Task description
Lines containing the word "ylabel" should be extracted in full.

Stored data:
------------------------------

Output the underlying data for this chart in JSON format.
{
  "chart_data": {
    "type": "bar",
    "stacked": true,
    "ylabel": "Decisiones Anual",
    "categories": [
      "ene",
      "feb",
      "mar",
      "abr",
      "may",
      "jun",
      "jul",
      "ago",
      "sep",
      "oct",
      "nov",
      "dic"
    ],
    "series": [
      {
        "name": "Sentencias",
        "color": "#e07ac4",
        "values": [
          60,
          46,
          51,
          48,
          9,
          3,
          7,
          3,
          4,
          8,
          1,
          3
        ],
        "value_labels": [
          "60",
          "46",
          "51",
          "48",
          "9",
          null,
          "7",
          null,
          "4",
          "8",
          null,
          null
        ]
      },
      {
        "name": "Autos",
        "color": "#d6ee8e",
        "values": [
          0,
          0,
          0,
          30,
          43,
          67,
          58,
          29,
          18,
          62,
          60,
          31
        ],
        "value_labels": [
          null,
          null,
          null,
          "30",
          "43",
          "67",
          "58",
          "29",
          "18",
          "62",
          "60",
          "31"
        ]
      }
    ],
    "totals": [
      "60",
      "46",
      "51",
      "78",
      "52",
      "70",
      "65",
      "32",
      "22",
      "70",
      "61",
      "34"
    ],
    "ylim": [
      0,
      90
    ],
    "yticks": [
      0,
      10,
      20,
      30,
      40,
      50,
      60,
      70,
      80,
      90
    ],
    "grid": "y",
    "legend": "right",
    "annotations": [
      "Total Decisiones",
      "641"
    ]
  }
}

------------------------------

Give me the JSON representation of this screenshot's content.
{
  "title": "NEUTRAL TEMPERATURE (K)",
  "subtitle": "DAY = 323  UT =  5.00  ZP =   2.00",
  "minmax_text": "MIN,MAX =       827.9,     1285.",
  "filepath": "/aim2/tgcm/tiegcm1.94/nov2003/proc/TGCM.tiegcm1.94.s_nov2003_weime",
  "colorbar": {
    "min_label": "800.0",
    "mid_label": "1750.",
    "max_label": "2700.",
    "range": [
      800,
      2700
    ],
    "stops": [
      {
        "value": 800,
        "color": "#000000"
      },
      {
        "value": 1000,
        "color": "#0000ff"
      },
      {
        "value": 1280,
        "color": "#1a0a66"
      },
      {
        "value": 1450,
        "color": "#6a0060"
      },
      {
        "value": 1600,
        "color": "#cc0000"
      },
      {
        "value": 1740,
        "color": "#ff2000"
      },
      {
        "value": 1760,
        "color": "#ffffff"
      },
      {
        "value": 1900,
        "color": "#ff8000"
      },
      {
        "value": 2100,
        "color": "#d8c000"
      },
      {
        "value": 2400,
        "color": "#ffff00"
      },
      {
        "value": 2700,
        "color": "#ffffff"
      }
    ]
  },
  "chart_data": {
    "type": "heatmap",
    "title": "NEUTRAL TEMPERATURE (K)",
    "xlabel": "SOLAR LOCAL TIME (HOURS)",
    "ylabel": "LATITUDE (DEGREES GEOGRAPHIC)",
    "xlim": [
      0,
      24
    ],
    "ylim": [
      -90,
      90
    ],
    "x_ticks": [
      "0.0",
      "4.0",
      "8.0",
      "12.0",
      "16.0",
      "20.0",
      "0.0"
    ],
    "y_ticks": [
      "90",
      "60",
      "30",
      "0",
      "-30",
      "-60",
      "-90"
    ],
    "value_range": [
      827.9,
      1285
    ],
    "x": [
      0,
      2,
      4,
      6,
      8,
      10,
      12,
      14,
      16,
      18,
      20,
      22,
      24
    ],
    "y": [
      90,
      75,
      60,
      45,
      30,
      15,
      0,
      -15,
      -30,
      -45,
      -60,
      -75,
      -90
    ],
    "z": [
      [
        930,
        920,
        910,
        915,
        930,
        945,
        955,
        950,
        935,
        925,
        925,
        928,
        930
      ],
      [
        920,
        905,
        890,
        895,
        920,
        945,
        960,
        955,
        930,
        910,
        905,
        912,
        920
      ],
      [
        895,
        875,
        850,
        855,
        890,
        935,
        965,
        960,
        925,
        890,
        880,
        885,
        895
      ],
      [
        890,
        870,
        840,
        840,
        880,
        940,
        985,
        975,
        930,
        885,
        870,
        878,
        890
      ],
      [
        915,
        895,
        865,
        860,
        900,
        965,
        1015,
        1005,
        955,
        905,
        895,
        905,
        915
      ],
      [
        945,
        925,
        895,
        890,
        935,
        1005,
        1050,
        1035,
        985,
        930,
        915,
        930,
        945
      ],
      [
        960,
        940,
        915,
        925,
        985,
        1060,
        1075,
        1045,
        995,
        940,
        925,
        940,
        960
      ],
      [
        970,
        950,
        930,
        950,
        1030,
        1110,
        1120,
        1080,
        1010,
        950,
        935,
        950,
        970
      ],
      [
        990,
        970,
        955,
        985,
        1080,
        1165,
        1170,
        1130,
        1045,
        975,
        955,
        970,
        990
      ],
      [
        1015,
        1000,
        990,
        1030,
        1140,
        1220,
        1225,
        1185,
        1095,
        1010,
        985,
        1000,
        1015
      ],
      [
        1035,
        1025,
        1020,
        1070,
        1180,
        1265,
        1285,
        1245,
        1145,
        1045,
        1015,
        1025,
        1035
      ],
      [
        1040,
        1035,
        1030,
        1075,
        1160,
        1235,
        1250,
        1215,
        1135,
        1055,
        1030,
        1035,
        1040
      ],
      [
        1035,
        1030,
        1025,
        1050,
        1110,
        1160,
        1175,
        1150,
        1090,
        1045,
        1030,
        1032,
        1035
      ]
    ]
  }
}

------------------------------

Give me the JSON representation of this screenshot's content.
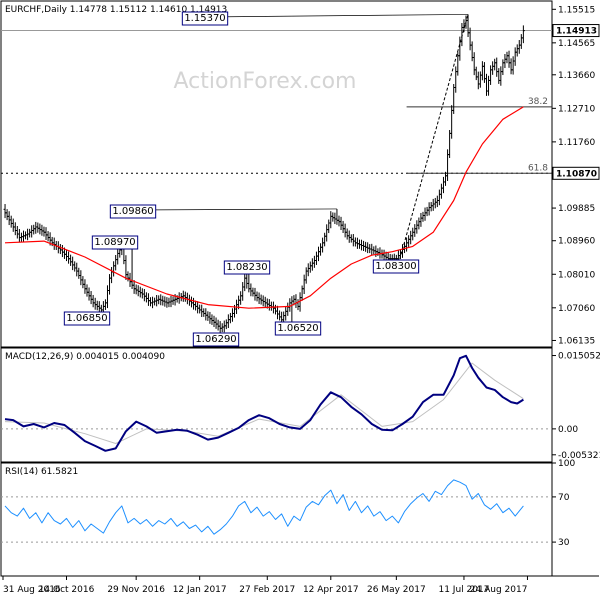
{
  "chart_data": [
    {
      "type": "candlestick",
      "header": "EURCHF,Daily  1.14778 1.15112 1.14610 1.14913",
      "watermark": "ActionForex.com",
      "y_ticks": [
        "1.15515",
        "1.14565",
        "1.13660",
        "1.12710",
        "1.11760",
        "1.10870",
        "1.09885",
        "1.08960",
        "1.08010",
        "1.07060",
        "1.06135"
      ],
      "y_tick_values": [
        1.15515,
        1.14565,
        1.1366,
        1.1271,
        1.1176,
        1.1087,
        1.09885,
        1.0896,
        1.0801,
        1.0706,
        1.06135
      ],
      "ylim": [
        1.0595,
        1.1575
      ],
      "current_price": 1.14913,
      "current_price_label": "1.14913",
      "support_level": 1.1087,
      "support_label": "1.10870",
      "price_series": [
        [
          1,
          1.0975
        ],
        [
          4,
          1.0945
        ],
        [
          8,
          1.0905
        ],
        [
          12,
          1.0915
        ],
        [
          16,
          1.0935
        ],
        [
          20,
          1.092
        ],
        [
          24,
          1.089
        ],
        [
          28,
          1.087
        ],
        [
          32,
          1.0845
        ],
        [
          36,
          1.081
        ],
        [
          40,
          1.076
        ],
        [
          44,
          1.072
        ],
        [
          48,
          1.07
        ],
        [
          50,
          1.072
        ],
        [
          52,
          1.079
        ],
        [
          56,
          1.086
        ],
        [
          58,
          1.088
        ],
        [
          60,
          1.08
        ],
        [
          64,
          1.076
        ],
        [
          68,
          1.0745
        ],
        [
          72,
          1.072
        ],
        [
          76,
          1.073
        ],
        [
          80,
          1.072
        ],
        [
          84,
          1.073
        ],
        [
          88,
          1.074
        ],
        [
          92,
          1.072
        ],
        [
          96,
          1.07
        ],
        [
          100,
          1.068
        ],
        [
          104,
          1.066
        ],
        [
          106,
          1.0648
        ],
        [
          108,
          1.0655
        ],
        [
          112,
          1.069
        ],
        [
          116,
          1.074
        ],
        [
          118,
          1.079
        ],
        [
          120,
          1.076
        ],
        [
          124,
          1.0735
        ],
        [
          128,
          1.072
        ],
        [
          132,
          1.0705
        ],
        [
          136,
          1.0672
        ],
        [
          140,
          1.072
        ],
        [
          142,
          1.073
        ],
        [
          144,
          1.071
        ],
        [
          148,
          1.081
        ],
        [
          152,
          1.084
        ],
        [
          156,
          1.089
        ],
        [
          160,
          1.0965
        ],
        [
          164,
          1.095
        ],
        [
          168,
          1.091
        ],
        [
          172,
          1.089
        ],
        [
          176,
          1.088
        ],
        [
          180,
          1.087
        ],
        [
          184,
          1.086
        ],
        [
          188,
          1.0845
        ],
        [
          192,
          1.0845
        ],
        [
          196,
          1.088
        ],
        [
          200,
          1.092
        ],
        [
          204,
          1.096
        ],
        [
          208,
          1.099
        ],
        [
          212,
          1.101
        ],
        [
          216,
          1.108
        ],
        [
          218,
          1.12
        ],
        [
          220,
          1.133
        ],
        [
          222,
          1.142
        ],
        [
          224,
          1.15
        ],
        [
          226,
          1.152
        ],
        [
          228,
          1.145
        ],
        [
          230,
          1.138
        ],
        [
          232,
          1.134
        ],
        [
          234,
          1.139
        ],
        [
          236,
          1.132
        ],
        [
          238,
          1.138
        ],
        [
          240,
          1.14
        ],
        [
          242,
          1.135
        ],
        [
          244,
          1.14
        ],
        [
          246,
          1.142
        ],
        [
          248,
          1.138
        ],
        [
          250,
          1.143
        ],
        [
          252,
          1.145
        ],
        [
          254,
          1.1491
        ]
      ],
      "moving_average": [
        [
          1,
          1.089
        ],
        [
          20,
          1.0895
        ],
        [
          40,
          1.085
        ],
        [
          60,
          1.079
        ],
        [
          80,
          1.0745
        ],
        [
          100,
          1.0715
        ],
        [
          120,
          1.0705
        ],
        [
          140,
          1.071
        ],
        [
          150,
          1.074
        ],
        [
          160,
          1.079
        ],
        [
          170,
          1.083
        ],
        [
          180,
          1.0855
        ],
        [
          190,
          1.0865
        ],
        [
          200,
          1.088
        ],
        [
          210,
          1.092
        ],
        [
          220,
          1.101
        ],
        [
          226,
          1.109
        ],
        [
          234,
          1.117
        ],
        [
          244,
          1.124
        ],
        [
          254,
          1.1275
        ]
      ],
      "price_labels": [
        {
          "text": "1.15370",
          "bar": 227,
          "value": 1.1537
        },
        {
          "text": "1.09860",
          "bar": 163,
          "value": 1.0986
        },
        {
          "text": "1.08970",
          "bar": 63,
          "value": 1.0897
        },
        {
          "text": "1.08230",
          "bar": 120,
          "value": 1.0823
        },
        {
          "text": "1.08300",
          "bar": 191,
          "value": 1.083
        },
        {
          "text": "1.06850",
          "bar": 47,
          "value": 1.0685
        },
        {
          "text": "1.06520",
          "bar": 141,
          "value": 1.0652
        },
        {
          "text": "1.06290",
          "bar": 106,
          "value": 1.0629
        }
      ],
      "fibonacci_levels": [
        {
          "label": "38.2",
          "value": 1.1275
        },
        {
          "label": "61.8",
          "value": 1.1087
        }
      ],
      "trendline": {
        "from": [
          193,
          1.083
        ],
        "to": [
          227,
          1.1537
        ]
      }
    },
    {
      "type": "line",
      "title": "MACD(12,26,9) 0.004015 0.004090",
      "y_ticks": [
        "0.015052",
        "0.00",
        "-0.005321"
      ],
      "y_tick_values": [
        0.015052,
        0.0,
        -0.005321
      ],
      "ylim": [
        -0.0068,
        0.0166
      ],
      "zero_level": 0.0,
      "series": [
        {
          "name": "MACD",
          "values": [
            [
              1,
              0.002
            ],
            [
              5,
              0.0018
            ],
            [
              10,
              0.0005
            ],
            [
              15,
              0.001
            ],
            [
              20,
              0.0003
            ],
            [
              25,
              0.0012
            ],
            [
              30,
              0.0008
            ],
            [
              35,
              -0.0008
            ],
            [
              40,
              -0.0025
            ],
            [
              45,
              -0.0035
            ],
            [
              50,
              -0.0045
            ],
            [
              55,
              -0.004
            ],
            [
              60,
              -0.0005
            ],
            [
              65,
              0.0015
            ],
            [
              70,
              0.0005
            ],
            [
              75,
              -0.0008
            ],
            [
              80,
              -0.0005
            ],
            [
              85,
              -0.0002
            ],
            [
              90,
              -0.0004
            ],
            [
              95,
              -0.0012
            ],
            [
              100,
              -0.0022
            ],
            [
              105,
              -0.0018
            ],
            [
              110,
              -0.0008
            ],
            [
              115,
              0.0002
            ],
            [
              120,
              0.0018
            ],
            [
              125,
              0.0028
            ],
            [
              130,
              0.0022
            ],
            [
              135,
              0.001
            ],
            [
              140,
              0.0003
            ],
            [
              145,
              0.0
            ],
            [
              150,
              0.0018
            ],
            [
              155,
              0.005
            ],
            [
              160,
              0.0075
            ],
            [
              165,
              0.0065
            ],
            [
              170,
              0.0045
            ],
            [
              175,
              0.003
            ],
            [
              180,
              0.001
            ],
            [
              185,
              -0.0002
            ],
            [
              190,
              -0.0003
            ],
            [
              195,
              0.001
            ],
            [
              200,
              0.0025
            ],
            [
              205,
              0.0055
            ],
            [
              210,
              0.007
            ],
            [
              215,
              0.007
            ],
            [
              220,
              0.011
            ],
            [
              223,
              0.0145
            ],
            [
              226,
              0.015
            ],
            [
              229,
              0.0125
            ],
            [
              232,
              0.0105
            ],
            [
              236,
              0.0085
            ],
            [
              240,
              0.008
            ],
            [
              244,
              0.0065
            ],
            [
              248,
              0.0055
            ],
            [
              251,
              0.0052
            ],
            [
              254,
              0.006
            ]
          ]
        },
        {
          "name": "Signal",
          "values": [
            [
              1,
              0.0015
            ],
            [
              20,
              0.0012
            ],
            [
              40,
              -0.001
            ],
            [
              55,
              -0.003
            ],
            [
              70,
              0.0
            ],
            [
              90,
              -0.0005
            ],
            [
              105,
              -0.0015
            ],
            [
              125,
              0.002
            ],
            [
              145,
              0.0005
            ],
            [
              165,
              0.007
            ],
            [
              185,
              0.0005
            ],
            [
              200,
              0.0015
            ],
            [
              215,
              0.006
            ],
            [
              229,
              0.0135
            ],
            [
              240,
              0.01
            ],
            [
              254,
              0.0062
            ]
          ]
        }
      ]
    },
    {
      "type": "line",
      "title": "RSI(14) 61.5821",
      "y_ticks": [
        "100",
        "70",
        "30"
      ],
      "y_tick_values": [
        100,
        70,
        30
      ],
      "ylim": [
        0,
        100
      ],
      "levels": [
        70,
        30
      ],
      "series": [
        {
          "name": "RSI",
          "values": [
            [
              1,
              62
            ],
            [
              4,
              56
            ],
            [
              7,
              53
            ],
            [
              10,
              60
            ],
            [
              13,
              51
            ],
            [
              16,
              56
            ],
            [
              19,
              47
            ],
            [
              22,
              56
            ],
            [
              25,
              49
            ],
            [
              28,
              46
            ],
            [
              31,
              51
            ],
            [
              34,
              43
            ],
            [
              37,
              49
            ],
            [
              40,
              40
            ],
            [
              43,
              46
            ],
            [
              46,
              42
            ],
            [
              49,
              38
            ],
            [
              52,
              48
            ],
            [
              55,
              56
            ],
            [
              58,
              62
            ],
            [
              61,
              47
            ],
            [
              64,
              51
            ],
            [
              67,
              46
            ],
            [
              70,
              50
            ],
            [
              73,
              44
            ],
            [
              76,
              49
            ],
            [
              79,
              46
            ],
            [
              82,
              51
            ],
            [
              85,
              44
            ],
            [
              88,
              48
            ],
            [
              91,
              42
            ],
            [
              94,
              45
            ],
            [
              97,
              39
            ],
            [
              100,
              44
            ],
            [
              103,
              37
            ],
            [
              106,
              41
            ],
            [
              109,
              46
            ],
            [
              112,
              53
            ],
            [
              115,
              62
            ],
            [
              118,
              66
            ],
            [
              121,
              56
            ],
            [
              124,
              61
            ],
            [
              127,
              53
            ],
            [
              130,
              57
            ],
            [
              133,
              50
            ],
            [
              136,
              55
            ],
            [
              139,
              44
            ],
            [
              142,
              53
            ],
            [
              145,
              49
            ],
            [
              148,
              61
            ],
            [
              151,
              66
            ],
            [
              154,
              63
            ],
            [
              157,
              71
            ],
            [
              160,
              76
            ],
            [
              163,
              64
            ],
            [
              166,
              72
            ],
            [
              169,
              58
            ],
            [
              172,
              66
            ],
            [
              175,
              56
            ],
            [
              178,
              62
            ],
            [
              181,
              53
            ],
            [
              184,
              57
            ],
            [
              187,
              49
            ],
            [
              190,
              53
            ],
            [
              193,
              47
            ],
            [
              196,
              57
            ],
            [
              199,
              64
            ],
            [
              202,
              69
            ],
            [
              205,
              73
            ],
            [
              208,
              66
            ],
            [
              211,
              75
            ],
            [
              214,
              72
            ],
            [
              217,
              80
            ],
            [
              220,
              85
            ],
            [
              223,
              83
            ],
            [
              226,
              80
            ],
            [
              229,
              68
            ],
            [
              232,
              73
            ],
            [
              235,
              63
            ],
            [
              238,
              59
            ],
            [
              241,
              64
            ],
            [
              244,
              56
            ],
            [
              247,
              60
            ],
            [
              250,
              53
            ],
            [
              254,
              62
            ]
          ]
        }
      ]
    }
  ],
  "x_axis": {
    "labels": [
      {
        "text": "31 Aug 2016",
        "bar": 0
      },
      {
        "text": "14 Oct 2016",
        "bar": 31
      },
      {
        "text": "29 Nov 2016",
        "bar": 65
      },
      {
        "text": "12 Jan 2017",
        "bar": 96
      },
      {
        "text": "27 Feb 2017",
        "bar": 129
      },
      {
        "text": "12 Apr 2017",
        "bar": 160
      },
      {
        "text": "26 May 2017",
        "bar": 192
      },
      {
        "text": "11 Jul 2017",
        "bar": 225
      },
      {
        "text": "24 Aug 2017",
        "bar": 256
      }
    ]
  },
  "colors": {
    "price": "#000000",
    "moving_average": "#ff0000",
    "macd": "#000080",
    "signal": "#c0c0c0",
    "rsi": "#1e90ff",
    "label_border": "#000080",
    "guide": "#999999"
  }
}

------------------------------

Task answer
    "ylabel": "Decisiones Anual",
    "ylabel": "LATITUDE (DEGREES GEOGRAPHIC)",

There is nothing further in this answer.